Copy each line holding the string "jitter".

- [Entries shown]
- - - - -

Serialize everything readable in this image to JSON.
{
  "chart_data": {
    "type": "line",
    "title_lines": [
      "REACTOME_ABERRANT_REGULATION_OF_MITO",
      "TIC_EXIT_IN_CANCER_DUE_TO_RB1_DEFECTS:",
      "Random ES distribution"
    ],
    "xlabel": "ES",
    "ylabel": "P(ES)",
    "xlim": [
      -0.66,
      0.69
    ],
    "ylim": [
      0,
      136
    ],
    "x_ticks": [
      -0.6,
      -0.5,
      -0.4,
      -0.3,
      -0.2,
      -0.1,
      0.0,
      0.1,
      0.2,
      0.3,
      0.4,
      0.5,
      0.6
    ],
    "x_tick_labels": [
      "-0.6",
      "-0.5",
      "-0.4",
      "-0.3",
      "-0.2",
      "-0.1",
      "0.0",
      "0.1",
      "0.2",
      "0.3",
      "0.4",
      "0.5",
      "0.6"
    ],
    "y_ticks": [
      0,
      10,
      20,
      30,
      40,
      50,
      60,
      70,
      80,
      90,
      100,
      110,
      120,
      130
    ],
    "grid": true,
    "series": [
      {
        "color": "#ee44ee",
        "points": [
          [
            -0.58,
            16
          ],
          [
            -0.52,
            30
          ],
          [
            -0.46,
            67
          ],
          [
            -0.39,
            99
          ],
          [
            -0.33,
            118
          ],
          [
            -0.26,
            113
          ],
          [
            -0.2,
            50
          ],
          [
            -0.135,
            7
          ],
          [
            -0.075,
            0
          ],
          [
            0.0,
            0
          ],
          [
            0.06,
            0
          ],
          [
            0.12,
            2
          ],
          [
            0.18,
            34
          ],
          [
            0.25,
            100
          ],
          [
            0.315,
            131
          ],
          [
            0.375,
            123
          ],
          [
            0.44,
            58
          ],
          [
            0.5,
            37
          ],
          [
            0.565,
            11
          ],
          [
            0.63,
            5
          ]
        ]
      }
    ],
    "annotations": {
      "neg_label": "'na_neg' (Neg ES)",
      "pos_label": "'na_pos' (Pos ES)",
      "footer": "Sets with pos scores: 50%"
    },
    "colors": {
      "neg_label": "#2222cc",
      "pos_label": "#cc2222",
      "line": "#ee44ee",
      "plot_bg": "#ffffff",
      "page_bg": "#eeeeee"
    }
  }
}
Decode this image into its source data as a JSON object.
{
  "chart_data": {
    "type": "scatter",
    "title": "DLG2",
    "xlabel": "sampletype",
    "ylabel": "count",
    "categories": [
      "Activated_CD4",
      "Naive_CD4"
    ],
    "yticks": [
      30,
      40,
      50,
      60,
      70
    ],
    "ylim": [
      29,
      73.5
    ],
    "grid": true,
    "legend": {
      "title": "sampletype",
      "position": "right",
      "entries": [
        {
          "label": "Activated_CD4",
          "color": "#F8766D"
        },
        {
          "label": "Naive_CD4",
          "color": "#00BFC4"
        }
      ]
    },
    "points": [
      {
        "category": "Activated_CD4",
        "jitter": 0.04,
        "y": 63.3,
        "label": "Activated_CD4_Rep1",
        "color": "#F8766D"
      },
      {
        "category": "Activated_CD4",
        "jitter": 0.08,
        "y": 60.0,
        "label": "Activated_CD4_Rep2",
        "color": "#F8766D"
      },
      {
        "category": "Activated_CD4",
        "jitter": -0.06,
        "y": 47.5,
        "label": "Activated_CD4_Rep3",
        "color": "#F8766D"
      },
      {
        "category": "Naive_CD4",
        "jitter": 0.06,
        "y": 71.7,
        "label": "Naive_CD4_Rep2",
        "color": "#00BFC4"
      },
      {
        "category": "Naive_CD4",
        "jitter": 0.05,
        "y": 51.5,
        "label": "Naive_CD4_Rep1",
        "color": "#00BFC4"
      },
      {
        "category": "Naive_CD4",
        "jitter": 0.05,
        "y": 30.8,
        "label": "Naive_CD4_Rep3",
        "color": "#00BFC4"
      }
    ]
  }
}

- - - - -

- [The completed task]
        "jitter": 0.04,
        "jitter": 0.08,
        "jitter": -0.06,
        "jitter": 0.06,
        "jitter": 0.05,
        "jitter": 0.05,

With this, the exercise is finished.